-- Start of EXCERPTED DATA --
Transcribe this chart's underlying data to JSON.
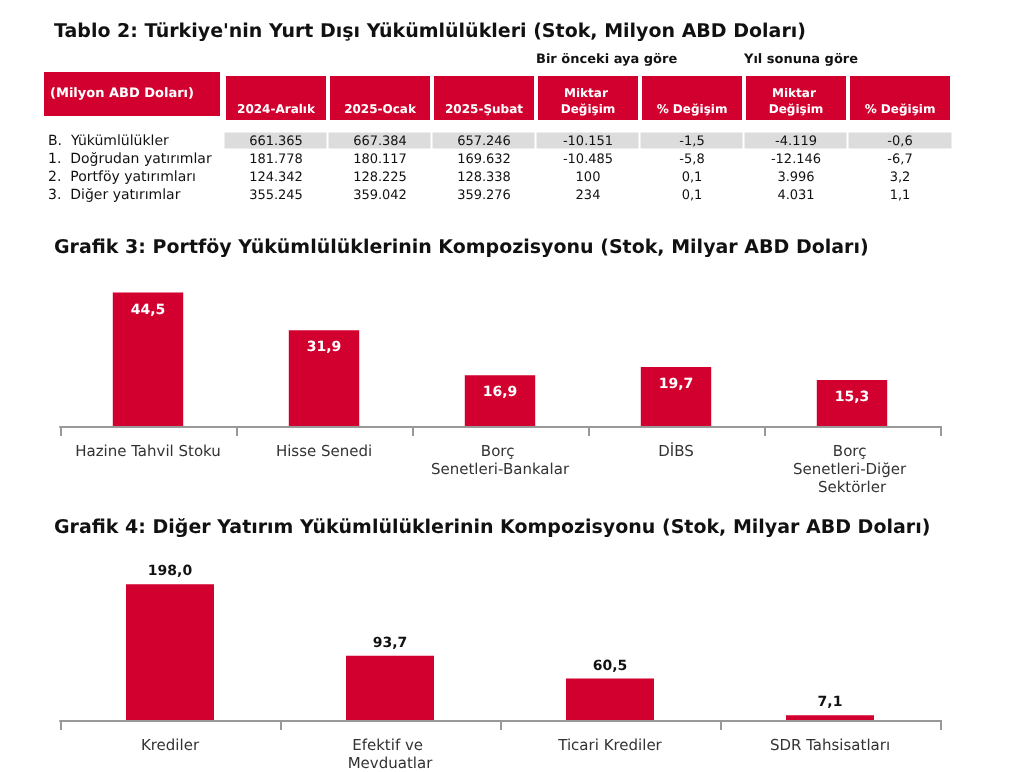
{
  "chart_data": [
    {
      "type": "heatmap",
      "title": "Tablo 2: Türkiye'nin Yurt Dışı Yükümlülükleri (Stok, Milyon ABD Doları)",
      "ylabel": "(Milyon ABD Doları)",
      "annotations": [
        "Bir önceki aya göre",
        "Yıl sonuna göre"
      ],
      "categories": [
        "2024-Aralık",
        "2025-Ocak",
        "2025-Şubat",
        "Miktar Değişim",
        "% Değişim",
        "Miktar Değişim",
        "% Değişim"
      ],
      "y_categories": [
        "B.  Yükümlülükler",
        "1.  Doğrudan yatırımlar",
        "2.  Portföy yatırımları",
        "3.  Diğer yatırımlar"
      ],
      "cells": [
        [
          661365,
          667384,
          657246,
          -10151,
          -1.5,
          -4119,
          -0.6
        ],
        [
          181778,
          180117,
          169632,
          -10485,
          -5.8,
          -12146,
          -6.7
        ],
        [
          124342,
          128225,
          128338,
          100,
          0.1,
          3996,
          3.2
        ],
        [
          355245,
          359042,
          359276,
          234,
          0.1,
          4031,
          1.1
        ]
      ],
      "cell_labels": [
        [
          "661.365",
          "667.384",
          "657.246",
          "-10.151",
          "-1,5",
          "-4.119",
          "-0,6"
        ],
        [
          "181.778",
          "180.117",
          "169.632",
          "-10.485",
          "-5,8",
          "-12.146",
          "-6,7"
        ],
        [
          "124.342",
          "128.225",
          "128.338",
          "100",
          "0,1",
          "3.996",
          "3,2"
        ],
        [
          "355.245",
          "359.042",
          "359.276",
          "234",
          "0,1",
          "4.031",
          "1,1"
        ]
      ]
    },
    {
      "type": "bar",
      "title": "Grafik 3: Portföy Yükümlülüklerinin Kompozisyonu (Stok, Milyar ABD Doları)",
      "categories": [
        "Hazine Tahvil Stoku",
        "Hisse Senedi",
        "Borç Senetleri-Bankalar",
        "DİBS",
        "Borç Senetleri-Diğer Sektörler"
      ],
      "values": [
        44.5,
        31.9,
        16.9,
        19.7,
        15.3
      ],
      "value_labels": [
        "44,5",
        "31,9",
        "16,9",
        "19,7",
        "15,3"
      ],
      "color": "#d2002f",
      "tick_labels": "x"
    },
    {
      "type": "bar",
      "title": "Grafik 4: Diğer Yatırım Yükümlülüklerinin Kompozisyonu (Stok, Milyar ABD Doları)",
      "categories": [
        "Krediler",
        "Efektif ve Mevduatlar",
        "Ticari Krediler",
        "SDR Tahsisatları"
      ],
      "values": [
        198.0,
        93.7,
        60.5,
        7.1
      ],
      "value_labels": [
        "198,0",
        "93,7",
        "60,5",
        "7,1"
      ],
      "color": "#d2002f",
      "tick_labels": "x"
    }
  ]
}
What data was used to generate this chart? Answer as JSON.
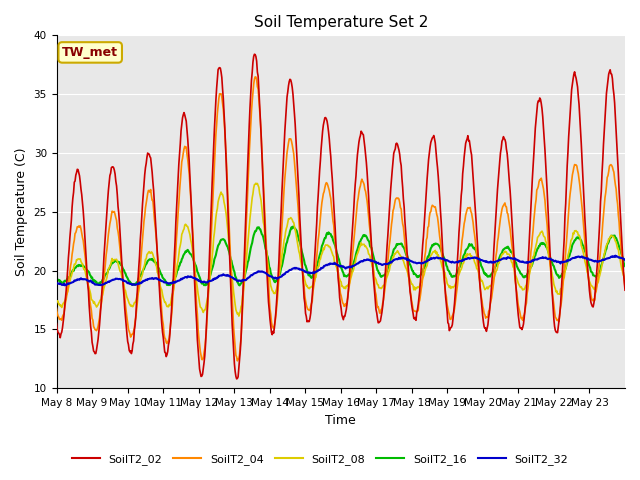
-- End of EXCERPTED DATA --
- _TO DO_:
Identify and copy all lines with the word "this".

- _THE COMPLETED TASK_:
Transcribe this chart's underlying data to JSON.
What data was used to generate this chart? Answer as JSON.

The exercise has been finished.